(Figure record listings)
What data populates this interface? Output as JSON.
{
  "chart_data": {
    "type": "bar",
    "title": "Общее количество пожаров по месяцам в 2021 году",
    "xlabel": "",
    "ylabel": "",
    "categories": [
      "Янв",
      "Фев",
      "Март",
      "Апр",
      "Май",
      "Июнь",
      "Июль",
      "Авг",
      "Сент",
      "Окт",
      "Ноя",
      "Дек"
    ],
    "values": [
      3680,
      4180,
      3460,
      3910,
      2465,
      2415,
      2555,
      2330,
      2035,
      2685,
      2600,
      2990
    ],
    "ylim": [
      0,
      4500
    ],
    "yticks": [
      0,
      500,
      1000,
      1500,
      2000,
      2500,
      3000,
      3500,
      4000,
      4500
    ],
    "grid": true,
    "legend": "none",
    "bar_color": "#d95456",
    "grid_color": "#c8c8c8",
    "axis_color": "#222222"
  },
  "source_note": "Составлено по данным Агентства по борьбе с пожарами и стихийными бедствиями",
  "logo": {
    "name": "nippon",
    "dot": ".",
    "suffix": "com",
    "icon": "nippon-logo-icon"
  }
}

__Problem description__:
Print the listing above in full, exactly as it is.

__Solution for this task__:
What data populates this interface? Output as JSON.
{
  "chart_data": {
    "type": "bar",
    "title": "Общее количество пожаров по месяцам в 2021 году",
    "xlabel": "",
    "ylabel": "",
    "categories": [
      "Янв",
      "Фев",
      "Март",
      "Апр",
      "Май",
      "Июнь",
      "Июль",
      "Авг",
      "Сент",
      "Окт",
      "Ноя",
      "Дек"
    ],
    "values": [
      3680,
      4180,
      3460,
      3910,
      2465,
      2415,
      2555,
      2330,
      2035,
      2685,
      2600,
      2990
    ],
    "ylim": [
      0,
      4500
    ],
    "yticks": [
      0,
      500,
      1000,
      1500,
      2000,
      2500,
      3000,
      3500,
      4000,
      4500
    ],
    "grid": true,
    "legend": "none",
    "bar_color": "#d95456",
    "grid_color": "#c8c8c8",
    "axis_color": "#222222"
  },
  "source_note": "Составлено по данным Агентства по борьбе с пожарами и стихийными бедствиями",
  "logo": {
    "name": "nippon",
    "dot": ".",
    "suffix": "com",
    "icon": "nippon-logo-icon"
  }
}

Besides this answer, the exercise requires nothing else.